**MATERIAL**
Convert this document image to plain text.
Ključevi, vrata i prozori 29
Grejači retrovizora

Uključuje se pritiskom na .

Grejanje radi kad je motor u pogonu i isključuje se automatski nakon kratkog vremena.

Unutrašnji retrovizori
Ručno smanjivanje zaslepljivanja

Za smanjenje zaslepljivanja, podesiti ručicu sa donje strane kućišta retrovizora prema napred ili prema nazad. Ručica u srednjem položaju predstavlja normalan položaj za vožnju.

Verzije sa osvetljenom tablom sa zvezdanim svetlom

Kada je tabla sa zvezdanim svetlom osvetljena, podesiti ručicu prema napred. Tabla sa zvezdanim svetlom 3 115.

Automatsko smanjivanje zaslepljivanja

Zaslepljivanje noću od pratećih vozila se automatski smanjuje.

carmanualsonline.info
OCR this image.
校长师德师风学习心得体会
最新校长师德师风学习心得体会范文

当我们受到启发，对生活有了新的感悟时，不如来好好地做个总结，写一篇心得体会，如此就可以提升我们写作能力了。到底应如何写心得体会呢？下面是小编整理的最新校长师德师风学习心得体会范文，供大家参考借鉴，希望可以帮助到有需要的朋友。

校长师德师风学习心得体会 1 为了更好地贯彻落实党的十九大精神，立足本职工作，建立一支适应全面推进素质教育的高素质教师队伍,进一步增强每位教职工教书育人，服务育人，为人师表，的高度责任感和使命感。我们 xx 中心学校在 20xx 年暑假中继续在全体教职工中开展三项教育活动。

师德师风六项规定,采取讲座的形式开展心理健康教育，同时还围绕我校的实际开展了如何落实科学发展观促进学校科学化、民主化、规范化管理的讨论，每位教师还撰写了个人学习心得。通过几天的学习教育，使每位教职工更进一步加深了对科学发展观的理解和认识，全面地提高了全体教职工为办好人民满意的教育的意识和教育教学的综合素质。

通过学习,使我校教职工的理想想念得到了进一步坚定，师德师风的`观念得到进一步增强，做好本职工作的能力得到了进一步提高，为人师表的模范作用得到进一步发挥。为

**WORK TO COMPLETE**
Look through the entries above; copy every line holding the string "smanjivanje".

**ANSWER TO THIS PROBLEM**
Ručno smanjivanje zaslepljivanja
Automatsko smanjivanje zaslepljivanja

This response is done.